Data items

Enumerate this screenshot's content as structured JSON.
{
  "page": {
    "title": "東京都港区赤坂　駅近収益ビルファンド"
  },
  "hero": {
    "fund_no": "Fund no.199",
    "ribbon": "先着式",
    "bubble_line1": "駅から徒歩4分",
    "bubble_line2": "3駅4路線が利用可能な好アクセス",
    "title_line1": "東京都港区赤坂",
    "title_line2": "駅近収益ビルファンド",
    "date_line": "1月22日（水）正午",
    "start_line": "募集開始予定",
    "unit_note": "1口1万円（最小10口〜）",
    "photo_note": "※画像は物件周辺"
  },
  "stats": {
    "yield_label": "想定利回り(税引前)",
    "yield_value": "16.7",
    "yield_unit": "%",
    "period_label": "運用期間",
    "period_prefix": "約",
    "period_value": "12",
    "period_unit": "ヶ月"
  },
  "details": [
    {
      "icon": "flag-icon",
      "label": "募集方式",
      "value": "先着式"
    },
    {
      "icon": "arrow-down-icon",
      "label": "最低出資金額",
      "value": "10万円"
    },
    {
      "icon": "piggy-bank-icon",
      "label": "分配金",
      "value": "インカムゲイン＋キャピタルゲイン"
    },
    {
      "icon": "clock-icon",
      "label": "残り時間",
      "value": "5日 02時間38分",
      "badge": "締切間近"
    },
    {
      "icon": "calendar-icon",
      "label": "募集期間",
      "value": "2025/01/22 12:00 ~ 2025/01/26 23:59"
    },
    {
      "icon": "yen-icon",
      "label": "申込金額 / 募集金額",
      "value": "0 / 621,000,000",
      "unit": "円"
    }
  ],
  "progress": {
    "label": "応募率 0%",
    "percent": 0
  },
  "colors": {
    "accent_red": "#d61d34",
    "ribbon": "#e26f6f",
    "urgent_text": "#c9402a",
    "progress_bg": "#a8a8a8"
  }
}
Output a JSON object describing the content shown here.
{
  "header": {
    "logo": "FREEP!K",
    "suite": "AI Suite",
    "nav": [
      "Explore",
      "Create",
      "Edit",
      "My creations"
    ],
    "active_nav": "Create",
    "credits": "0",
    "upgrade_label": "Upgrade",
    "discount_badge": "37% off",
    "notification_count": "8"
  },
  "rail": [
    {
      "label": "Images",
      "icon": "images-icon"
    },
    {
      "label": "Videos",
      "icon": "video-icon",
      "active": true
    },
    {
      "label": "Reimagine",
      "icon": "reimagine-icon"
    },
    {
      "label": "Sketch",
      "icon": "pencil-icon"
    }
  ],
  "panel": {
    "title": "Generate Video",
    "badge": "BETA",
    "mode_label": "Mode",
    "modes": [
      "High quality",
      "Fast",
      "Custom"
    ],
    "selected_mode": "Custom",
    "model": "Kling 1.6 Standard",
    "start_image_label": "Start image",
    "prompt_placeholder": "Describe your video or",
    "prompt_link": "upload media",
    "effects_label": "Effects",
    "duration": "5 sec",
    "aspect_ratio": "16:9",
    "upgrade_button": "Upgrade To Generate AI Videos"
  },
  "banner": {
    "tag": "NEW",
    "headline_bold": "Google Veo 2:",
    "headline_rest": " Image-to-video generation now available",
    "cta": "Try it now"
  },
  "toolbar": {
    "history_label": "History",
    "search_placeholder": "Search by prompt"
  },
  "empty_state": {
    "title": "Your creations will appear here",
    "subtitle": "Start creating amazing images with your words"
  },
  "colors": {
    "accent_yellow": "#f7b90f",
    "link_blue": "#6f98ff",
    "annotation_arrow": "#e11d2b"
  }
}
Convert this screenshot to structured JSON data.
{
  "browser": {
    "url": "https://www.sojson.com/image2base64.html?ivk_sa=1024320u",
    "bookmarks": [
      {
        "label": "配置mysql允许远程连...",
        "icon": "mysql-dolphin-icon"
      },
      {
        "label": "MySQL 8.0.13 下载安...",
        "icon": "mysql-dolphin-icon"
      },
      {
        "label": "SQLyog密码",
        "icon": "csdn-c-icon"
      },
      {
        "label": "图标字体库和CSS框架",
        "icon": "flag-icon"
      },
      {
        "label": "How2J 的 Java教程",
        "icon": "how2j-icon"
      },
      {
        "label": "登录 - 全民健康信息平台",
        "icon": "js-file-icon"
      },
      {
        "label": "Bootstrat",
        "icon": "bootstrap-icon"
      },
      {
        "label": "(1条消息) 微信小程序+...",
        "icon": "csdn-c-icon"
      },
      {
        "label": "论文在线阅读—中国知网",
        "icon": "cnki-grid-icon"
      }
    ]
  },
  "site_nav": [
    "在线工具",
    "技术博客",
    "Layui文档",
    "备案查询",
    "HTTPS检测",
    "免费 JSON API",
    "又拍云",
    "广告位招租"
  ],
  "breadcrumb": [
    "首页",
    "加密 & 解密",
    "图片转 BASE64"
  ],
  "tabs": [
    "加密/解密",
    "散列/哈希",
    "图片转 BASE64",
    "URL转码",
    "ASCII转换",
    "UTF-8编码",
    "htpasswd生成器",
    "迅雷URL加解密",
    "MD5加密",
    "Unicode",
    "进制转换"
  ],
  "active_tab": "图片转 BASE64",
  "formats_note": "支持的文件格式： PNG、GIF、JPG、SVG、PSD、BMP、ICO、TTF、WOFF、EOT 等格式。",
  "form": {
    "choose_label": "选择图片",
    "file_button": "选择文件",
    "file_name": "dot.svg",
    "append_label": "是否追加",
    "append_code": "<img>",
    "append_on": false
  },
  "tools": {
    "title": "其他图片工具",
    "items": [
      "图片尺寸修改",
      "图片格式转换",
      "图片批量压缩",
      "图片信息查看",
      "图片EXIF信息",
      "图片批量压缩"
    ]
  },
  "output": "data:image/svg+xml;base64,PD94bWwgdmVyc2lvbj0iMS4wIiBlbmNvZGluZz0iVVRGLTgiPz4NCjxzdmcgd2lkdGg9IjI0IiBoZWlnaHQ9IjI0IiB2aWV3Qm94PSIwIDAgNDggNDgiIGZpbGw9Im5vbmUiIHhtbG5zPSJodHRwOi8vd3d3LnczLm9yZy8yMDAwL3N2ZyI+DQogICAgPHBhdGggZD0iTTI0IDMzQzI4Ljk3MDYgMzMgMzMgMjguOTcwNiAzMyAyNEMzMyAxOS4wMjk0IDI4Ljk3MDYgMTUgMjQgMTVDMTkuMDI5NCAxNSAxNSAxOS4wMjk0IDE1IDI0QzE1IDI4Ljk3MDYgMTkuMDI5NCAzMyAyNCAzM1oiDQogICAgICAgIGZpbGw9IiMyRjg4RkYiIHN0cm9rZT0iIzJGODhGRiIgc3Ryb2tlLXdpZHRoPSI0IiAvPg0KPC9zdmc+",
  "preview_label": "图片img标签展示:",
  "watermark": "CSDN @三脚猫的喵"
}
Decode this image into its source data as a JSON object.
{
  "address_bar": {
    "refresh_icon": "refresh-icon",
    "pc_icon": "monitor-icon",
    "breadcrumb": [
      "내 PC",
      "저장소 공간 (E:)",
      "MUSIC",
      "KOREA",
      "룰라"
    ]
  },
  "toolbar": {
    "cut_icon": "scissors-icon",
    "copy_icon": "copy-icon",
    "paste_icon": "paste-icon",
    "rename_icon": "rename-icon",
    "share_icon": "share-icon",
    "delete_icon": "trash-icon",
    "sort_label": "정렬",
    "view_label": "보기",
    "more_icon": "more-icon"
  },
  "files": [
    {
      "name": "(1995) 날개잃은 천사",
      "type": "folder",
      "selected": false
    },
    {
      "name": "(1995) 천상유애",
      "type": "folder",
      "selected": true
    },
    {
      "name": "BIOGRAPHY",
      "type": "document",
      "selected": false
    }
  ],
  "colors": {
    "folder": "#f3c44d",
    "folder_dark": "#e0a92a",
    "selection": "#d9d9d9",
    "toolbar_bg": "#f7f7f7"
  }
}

**SHORT EXERCISE:** Write the lines out exactly, from the one with "Decode this image" down to the last line of the listing, and leave out all others.

**RIGHT ANSWER:**
Decode this image into its source data as a JSON object.
{
  "address_bar": {
    "refresh_icon": "refresh-icon",
    "pc_icon": "monitor-icon",
    "breadcrumb": [
      "내 PC",
      "저장소 공간 (E:)",
      "MUSIC",
      "KOREA",
      "룰라"
    ]
  },
  "toolbar": {
    "cut_icon": "scissors-icon",
    "copy_icon": "copy-icon",
    "paste_icon": "paste-icon",
    "rename_icon": "rename-icon",
    "share_icon": "share-icon",
    "delete_icon": "trash-icon",
    "sort_label": "정렬",
    "view_label": "보기",
    "more_icon": "more-icon"
  },
  "files": [
    {
      "name": "(1995) 날개잃은 천사",
      "type": "folder",
      "selected": false
    },
    {
      "name": "(1995) 천상유애",
      "type": "folder",
      "selected": true
    },
    {
      "name": "BIOGRAPHY",
      "type": "document",
      "selected": false
    }
  ],
  "colors": {
    "folder": "#f3c44d",
    "folder_dark": "#e0a92a",
    "selection": "#d9d9d9",
    "toolbar_bg": "#f7f7f7"
  }
}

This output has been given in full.